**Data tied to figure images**
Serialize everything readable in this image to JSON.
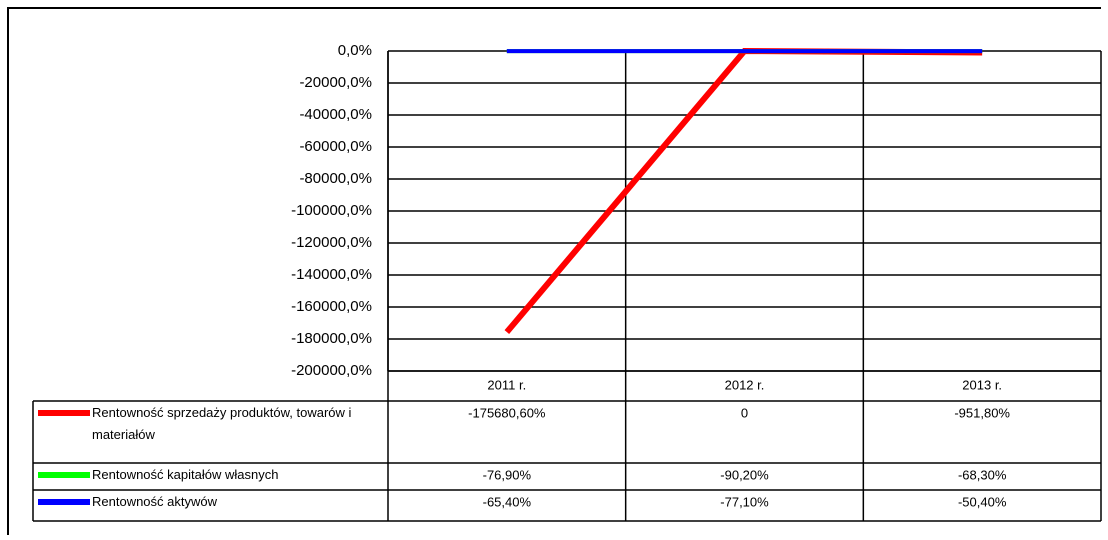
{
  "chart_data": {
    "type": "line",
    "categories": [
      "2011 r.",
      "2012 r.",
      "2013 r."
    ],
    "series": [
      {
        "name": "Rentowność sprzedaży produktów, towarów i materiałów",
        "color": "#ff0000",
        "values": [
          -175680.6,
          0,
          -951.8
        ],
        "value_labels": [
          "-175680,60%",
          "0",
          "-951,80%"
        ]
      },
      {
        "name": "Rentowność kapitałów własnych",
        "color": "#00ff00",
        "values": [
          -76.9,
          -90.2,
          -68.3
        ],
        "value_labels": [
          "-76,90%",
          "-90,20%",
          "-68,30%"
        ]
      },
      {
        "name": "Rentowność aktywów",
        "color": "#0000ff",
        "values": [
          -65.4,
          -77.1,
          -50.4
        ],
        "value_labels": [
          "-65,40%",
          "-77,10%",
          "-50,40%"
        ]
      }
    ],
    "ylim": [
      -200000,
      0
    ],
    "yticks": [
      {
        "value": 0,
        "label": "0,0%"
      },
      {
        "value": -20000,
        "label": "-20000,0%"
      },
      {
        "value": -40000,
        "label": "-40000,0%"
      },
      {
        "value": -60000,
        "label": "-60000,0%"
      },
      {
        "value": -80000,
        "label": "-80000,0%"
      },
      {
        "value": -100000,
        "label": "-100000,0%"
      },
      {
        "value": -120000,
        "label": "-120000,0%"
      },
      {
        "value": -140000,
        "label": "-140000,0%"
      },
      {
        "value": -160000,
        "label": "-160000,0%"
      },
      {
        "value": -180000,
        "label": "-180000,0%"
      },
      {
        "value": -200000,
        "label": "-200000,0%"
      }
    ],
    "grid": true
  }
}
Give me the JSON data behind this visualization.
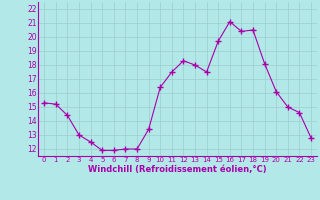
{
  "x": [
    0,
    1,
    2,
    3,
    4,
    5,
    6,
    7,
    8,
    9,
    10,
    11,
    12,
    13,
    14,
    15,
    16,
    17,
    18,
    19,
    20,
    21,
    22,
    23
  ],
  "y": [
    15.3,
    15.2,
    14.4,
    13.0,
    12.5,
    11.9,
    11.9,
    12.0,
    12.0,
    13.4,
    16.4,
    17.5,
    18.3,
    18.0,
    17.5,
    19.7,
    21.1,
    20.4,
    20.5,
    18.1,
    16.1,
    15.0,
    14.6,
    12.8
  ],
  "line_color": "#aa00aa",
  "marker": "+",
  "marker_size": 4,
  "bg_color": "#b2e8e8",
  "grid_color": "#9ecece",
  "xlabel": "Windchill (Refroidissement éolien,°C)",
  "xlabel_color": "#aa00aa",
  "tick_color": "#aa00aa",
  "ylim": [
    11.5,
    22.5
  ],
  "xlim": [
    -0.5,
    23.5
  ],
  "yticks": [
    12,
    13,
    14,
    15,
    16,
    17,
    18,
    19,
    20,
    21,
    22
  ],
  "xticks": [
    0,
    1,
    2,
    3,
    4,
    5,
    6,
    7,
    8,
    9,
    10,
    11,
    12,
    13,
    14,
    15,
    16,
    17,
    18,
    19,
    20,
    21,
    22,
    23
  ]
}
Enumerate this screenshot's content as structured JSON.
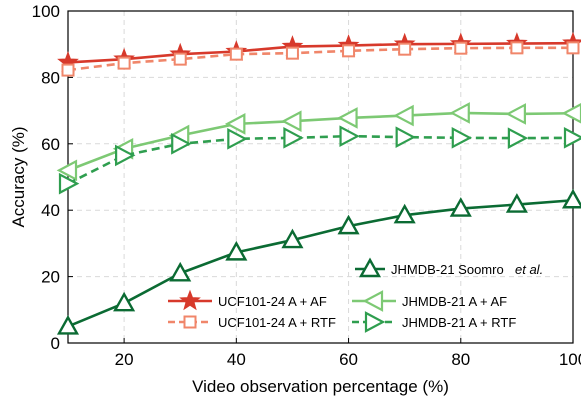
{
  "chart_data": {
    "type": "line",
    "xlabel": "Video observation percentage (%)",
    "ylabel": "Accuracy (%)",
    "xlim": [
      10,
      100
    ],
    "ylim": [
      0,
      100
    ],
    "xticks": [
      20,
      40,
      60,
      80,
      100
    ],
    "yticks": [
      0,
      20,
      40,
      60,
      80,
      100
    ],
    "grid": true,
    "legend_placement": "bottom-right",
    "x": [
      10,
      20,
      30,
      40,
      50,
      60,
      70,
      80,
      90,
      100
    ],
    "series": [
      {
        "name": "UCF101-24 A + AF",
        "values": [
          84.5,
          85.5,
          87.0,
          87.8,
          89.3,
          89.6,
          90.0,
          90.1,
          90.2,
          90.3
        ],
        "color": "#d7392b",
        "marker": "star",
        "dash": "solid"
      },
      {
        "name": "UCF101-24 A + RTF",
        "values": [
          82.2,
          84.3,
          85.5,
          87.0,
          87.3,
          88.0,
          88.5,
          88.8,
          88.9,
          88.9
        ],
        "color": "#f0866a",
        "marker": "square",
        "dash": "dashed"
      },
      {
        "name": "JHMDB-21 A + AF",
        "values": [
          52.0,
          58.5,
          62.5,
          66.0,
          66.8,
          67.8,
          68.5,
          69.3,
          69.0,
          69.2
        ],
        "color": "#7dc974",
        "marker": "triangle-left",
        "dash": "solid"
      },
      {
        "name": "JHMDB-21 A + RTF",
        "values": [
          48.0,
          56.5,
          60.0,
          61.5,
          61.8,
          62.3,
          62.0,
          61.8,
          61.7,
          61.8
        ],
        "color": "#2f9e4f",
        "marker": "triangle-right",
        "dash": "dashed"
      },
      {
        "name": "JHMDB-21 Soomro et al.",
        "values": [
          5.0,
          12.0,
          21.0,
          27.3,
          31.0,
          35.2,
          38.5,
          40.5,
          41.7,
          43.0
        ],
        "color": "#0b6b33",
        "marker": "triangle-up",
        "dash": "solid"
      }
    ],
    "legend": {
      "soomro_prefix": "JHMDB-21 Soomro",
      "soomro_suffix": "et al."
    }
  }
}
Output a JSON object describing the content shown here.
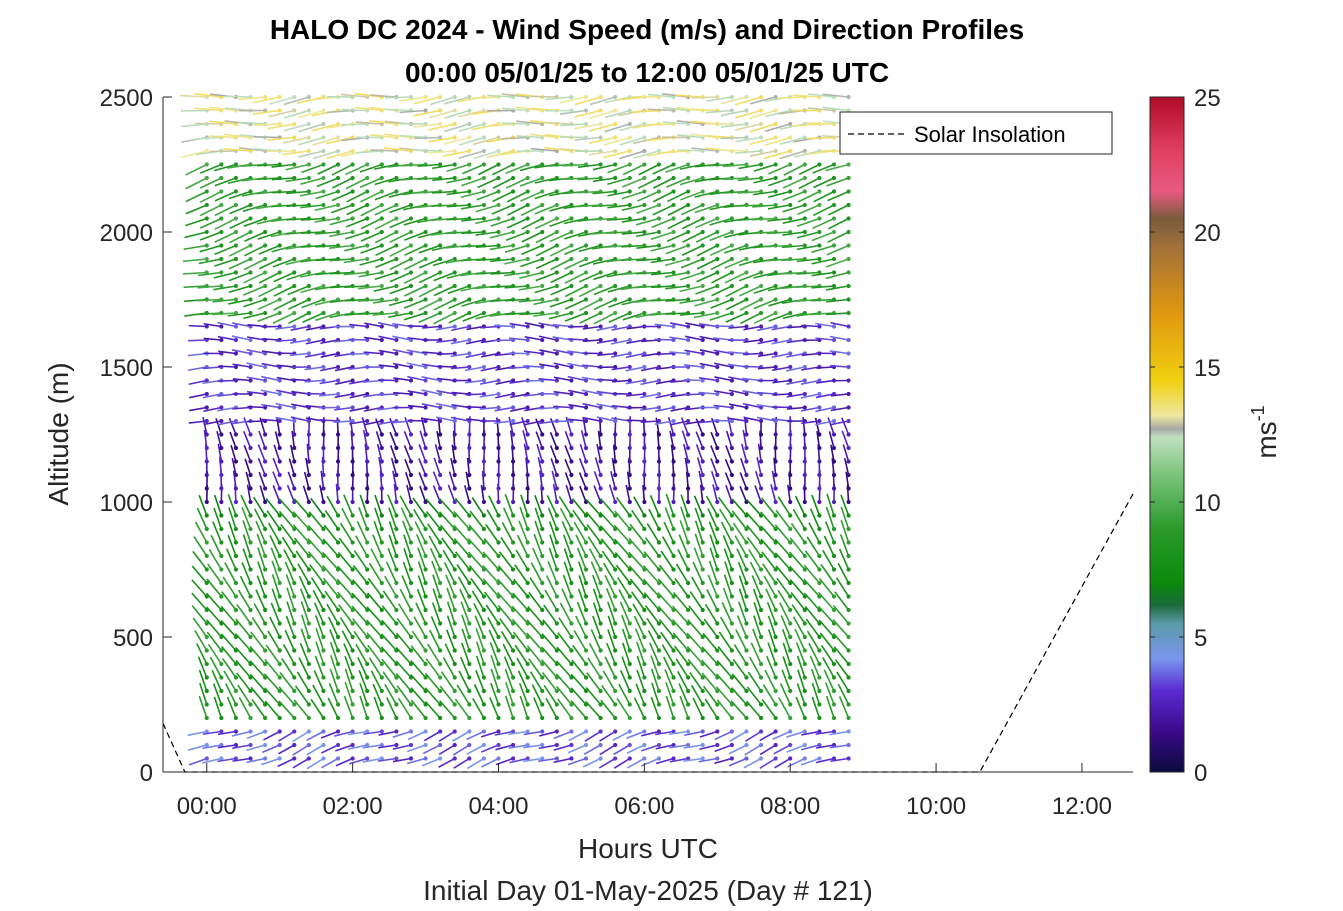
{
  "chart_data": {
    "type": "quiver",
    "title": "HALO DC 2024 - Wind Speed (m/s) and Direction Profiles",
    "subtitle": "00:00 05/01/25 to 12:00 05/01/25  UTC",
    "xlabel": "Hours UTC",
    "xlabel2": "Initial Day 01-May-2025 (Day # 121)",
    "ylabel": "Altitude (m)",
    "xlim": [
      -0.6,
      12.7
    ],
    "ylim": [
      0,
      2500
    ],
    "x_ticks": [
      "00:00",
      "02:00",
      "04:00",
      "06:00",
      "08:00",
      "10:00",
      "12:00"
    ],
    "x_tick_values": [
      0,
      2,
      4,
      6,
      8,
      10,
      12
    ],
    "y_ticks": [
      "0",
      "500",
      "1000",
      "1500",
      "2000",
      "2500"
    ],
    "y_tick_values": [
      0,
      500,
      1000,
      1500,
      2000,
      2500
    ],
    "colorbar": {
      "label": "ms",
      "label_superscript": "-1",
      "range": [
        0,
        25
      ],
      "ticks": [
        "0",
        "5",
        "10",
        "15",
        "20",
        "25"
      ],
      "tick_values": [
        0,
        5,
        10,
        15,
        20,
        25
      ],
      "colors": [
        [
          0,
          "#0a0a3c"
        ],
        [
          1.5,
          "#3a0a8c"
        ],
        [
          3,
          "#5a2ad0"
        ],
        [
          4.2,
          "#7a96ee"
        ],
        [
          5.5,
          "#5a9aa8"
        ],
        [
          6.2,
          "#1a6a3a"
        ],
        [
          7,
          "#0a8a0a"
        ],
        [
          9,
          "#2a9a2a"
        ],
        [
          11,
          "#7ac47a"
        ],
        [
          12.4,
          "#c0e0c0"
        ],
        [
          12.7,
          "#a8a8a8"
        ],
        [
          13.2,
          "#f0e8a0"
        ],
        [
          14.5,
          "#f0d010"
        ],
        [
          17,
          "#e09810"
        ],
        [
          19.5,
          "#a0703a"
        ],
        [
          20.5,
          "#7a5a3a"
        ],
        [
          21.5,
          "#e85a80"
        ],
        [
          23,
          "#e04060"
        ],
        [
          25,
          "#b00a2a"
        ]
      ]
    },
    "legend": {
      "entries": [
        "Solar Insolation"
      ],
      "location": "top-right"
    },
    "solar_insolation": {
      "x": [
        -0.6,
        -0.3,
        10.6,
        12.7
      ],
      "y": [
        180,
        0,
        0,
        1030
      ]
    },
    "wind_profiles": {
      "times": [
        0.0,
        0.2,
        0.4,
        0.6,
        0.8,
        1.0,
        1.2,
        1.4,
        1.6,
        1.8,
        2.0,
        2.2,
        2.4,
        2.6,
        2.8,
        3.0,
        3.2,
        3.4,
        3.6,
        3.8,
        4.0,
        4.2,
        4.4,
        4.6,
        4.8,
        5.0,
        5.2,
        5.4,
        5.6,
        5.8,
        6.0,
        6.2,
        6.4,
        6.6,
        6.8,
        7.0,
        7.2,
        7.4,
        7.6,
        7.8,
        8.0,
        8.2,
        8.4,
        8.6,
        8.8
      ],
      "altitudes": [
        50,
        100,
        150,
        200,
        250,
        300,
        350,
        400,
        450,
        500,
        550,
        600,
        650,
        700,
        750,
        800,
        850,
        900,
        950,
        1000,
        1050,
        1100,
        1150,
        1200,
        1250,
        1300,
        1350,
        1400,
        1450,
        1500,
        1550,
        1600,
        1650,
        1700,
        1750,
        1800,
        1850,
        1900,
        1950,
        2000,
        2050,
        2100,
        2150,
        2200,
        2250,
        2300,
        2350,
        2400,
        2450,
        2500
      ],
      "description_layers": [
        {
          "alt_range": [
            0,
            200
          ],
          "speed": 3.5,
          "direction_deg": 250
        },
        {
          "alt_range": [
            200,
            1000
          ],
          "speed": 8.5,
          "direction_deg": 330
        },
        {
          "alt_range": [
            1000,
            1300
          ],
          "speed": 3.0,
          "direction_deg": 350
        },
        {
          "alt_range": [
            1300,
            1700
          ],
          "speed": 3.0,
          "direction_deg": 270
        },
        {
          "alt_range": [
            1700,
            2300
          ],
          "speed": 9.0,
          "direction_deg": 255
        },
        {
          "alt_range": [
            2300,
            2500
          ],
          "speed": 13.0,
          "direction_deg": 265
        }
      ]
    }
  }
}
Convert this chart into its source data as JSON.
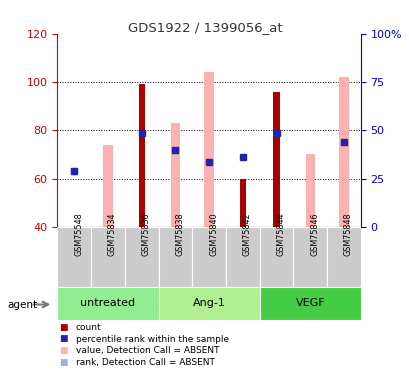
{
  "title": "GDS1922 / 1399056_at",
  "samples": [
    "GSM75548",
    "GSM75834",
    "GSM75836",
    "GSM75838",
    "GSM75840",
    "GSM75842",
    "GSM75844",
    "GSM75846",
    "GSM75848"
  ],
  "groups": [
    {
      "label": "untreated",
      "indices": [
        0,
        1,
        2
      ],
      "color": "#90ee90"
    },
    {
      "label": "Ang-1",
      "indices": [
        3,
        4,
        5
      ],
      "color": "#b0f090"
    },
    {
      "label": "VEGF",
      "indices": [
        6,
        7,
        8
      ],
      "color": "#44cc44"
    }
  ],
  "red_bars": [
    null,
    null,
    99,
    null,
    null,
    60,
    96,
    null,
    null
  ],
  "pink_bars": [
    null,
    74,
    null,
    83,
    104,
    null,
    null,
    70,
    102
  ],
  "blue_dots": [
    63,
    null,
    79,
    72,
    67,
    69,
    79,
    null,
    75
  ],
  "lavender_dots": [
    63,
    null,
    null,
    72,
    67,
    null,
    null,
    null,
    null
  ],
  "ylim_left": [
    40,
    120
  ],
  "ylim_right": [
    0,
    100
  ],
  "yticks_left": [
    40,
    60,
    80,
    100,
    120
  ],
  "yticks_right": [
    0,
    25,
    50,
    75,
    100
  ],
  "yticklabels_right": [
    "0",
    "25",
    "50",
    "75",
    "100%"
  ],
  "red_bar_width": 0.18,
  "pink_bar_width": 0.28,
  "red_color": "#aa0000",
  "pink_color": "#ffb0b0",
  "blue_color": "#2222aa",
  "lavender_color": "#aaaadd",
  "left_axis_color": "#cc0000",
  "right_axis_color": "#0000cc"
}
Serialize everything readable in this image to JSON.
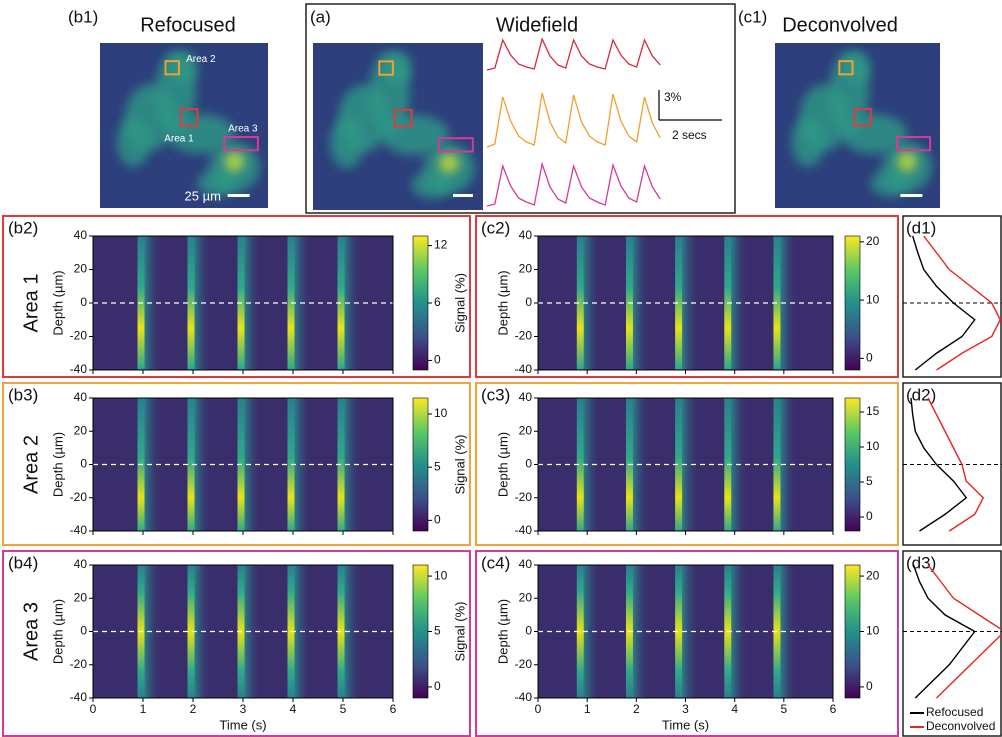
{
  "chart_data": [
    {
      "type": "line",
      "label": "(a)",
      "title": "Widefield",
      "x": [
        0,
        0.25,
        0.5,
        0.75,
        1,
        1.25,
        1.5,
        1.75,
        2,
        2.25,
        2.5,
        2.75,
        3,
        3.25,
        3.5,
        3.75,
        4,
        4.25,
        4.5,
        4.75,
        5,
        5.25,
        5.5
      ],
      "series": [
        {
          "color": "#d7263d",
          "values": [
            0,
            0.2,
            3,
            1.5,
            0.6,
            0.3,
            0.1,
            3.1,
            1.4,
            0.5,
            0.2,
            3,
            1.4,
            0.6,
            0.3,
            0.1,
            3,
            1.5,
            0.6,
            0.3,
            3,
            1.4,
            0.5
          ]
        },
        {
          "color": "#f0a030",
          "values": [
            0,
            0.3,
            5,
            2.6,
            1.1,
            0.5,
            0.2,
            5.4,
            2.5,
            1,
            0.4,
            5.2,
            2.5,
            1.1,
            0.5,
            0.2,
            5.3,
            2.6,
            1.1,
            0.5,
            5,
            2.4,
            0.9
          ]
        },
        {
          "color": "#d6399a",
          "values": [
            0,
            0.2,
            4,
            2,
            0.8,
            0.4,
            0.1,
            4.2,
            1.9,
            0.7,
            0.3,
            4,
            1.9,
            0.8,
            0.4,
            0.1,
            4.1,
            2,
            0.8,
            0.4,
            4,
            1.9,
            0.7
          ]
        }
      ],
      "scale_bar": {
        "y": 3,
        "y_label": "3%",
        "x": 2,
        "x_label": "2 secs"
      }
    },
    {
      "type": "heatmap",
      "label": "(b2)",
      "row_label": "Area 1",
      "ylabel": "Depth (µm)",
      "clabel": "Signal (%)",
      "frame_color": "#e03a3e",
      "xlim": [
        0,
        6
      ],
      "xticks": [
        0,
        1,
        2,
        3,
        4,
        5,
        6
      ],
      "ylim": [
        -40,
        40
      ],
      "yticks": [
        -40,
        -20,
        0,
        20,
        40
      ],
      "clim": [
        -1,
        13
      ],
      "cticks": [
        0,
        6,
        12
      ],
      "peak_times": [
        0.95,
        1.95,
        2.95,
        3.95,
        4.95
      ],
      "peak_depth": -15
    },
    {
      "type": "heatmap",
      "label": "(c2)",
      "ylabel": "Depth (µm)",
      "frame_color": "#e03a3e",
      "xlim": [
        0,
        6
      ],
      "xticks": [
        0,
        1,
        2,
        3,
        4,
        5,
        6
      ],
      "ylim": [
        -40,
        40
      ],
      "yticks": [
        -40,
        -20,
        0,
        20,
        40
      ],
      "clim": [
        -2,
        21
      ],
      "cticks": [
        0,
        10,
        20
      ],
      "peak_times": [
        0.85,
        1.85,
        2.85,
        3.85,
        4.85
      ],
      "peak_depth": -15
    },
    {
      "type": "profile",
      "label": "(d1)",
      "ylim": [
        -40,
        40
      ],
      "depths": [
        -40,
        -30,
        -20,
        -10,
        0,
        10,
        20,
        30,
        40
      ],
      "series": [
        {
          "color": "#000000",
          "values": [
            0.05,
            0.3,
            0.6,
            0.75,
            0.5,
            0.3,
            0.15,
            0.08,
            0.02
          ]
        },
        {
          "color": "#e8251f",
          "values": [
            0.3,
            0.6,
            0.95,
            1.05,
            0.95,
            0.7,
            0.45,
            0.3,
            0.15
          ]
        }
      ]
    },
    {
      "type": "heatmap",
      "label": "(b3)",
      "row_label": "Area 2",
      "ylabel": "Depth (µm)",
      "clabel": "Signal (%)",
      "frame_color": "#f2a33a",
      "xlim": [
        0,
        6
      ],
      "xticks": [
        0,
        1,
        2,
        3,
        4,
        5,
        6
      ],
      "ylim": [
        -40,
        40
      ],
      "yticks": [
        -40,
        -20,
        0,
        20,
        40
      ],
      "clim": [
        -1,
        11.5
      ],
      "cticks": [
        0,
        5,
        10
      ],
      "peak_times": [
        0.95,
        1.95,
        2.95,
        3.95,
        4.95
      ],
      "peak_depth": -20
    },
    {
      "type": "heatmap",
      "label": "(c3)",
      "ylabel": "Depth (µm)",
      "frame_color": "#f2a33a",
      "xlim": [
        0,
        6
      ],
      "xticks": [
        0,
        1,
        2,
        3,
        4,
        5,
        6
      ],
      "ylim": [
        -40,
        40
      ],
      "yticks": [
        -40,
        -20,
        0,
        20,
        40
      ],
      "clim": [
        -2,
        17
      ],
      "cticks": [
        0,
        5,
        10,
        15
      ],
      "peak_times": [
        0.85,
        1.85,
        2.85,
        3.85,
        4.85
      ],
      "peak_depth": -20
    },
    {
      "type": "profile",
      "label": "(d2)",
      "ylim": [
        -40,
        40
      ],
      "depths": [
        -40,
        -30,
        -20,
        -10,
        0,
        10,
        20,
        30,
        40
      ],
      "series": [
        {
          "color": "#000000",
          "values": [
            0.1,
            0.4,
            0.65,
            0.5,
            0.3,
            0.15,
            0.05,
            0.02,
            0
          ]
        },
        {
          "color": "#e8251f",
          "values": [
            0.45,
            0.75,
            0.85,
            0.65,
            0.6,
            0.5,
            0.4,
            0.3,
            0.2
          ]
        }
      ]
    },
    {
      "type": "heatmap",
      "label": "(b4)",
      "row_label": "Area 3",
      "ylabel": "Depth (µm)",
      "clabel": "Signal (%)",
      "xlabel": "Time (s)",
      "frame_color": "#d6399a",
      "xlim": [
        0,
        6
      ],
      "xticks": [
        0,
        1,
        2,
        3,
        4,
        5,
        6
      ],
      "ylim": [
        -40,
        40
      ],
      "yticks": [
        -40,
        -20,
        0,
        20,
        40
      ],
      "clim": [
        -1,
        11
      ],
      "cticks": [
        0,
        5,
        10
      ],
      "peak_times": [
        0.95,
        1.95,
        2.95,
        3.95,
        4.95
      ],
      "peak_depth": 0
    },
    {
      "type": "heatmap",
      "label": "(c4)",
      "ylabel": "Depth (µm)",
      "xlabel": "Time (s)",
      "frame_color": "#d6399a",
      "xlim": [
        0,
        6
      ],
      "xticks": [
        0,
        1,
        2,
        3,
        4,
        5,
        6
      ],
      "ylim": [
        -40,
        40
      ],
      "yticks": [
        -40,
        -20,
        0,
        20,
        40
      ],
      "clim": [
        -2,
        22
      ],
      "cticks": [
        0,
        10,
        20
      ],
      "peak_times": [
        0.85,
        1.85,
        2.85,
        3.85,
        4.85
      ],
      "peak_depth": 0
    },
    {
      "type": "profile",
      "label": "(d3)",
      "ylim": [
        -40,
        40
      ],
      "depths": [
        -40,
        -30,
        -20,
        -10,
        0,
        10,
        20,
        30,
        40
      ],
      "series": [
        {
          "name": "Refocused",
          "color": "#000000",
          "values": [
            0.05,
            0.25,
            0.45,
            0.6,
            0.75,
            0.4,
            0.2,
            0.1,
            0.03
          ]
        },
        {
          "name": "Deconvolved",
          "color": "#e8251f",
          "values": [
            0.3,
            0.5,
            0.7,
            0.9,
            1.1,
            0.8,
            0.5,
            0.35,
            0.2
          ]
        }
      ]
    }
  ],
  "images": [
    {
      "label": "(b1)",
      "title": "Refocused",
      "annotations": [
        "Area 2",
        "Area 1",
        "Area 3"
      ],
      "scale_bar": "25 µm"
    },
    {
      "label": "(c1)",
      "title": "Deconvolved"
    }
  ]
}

**Task**
Go through the entries above and pull out each line with "JHMDB" in it.

**Reply**
        "name": "JHMDB-21 A + AF",
        "name": "JHMDB-21 A + RTF",
        "name": "JHMDB-21 Soomro et al.",
      "soomro_prefix": "JHMDB-21 Soomro",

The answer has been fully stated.